What is being asked → Among the records below, find each line that includes the string "September" and copy it.

════════════════════

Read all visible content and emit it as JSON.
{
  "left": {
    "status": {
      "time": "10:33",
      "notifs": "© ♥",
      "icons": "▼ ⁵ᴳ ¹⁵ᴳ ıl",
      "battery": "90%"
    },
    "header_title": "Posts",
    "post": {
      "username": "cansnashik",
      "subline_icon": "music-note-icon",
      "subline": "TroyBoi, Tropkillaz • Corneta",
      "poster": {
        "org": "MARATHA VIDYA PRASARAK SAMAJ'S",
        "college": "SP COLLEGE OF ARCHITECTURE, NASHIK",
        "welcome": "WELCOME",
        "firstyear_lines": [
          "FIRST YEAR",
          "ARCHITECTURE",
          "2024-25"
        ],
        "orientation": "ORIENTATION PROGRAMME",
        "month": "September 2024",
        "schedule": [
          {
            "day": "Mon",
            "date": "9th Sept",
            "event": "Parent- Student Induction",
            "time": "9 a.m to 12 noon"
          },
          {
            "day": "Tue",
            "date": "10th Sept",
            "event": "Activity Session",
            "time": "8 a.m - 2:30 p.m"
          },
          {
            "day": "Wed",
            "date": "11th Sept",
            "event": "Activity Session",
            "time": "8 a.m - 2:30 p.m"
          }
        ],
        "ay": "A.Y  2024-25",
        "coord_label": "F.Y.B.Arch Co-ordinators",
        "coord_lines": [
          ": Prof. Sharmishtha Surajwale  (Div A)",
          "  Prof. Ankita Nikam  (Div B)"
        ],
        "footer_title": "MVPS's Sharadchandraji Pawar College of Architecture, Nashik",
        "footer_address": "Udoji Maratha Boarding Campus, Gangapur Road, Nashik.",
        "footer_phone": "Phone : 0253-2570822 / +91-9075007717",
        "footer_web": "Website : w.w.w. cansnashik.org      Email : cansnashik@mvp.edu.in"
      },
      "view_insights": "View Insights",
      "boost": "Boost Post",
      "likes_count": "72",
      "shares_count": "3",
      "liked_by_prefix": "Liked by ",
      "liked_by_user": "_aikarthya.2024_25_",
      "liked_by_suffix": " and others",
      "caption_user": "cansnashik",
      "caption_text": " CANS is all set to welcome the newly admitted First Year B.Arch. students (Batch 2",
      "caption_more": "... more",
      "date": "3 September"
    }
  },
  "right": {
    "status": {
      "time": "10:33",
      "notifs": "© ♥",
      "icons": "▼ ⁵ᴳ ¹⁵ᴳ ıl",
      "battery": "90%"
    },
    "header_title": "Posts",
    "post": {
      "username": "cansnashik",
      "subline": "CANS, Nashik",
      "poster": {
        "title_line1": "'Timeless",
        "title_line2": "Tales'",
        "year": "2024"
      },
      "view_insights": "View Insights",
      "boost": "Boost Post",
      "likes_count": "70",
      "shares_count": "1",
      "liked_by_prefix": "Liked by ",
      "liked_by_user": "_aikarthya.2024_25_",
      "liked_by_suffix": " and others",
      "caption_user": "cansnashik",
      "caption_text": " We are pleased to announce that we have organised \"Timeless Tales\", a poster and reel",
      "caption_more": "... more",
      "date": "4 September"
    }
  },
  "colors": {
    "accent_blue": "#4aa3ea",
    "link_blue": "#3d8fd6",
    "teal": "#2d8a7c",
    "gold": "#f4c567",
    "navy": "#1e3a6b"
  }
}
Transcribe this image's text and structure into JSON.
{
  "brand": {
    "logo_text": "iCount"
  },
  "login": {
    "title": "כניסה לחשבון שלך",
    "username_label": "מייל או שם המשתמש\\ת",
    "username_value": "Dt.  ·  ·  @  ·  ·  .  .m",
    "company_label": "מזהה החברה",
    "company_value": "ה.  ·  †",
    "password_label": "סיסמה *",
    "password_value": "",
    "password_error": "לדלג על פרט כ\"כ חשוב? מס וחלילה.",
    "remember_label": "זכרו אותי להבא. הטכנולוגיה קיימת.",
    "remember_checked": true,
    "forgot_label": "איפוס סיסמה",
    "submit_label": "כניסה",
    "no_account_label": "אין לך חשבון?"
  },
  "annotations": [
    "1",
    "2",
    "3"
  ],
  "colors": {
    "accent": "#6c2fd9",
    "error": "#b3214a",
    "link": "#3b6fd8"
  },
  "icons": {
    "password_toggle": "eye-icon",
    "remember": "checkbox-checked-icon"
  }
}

════════════════════

Response →
        "month": "September 2024",
      "date": "3 September"
      "date": "4 September"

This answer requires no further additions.